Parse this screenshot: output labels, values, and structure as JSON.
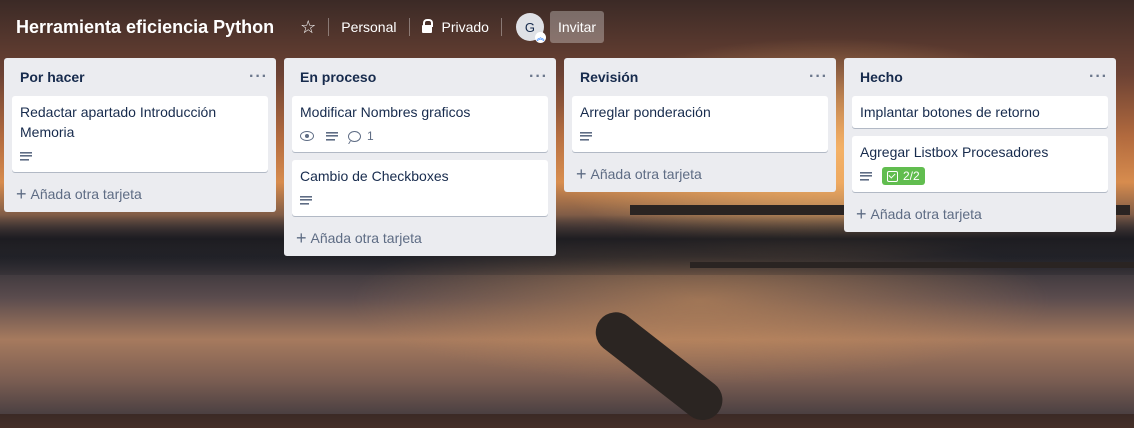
{
  "header": {
    "board_title": "Herramienta eficiencia Python",
    "star_icon": "star-icon",
    "personal_label": "Personal",
    "visibility_label": "Privado",
    "avatar_initial": "G",
    "invite_label": "Invitar"
  },
  "lists": [
    {
      "title": "Por hacer",
      "more": "···",
      "cards": [
        {
          "title": "Redactar apartado Introducción Memoria",
          "badges": [
            "description"
          ]
        }
      ],
      "add_label": "Añada otra tarjeta"
    },
    {
      "title": "En proceso",
      "more": "···",
      "cards": [
        {
          "title": "Modificar Nombres graficos",
          "badges": [
            "watch",
            "description",
            "comments"
          ],
          "comments": "1"
        },
        {
          "title": "Cambio de Checkboxes",
          "badges": [
            "description"
          ]
        }
      ],
      "add_label": "Añada otra tarjeta"
    },
    {
      "title": "Revisión",
      "more": "···",
      "cards": [
        {
          "title": "Arreglar ponderación",
          "badges": [
            "description"
          ]
        }
      ],
      "add_label": "Añada otra tarjeta"
    },
    {
      "title": "Hecho",
      "more": "···",
      "cards": [
        {
          "title": "Implantar botones de retorno",
          "badges": []
        },
        {
          "title": "Agregar Listbox Procesadores",
          "badges": [
            "description",
            "checklist"
          ],
          "checklist": "2/2"
        }
      ],
      "add_label": "Añada otra tarjeta"
    }
  ],
  "colors": {
    "list_bg": "#ebecf0",
    "checklist_complete": "#61bd4f",
    "text_dark": "#172b4d"
  }
}
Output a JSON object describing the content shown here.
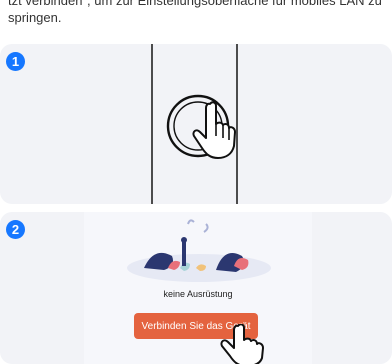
{
  "intro": {
    "text": "tzt verbinden\", um zur Einstellungsoberfläche für mobiles LAN zu springen."
  },
  "steps": [
    {
      "number": "1"
    },
    {
      "number": "2"
    }
  ],
  "app_screen": {
    "empty_label": "keine Ausrüstung",
    "connect_button": "Verbinden Sie das Gerät"
  },
  "colors": {
    "step_badge": "#1677ff",
    "button": "#e4633f",
    "card_bg": "#f2f3f7"
  },
  "icons": [
    "hand-pointer-icon",
    "power-button-icon",
    "empty-state-illustration"
  ]
}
::::::::
_Problem to work on_
The pictures should not be reproduced; quote all of the other material exactly.

_Complete answer_
Parse this screenshot: output labels, values, and structure as JSON.
{
  "header": {
    "board_title": "Herramienta eficiencia Python",
    "star_icon": "star-icon",
    "personal_label": "Personal",
    "visibility_label": "Privado",
    "avatar_initial": "G",
    "invite_label": "Invitar"
  },
  "lists": [
    {
      "title": "Por hacer",
      "more": "···",
      "cards": [
        {
          "title": "Redactar apartado Introducción Memoria",
          "badges": [
            "description"
          ]
        }
      ],
      "add_label": "Añada otra tarjeta"
    },
    {
      "title": "En proceso",
      "more": "···",
      "cards": [
        {
          "title": "Modificar Nombres graficos",
          "badges": [
            "watch",
            "description",
            "comments"
          ],
          "comments": "1"
        },
        {
          "title": "Cambio de Checkboxes",
          "badges": [
            "description"
          ]
        }
      ],
      "add_label": "Añada otra tarjeta"
    },
    {
      "title": "Revisión",
      "more": "···",
      "cards": [
        {
          "title": "Arreglar ponderación",
          "badges": [
            "description"
          ]
        }
      ],
      "add_label": "Añada otra tarjeta"
    },
    {
      "title": "Hecho",
      "more": "···",
      "cards": [
        {
          "title": "Implantar botones de retorno",
          "badges": []
        },
        {
          "title": "Agregar Listbox Procesadores",
          "badges": [
            "description",
            "checklist"
          ],
          "checklist": "2/2"
        }
      ],
      "add_label": "Añada otra tarjeta"
    }
  ],
  "colors": {
    "list_bg": "#ebecf0",
    "checklist_complete": "#61bd4f",
    "text_dark": "#172b4d"
  }
}
Output a JSON object describing the content shown here.
{
  "intro": {
    "text": "tzt verbinden\", um zur Einstellungsoberfläche für mobiles LAN zu springen."
  },
  "steps": [
    {
      "number": "1"
    },
    {
      "number": "2"
    }
  ],
  "app_screen": {
    "empty_label": "keine Ausrüstung",
    "connect_button": "Verbinden Sie das Gerät"
  },
  "colors": {
    "step_badge": "#1677ff",
    "button": "#e4633f",
    "card_bg": "#f2f3f7"
  },
  "icons": [
    "hand-pointer-icon",
    "power-button-icon",
    "empty-state-illustration"
  ]
}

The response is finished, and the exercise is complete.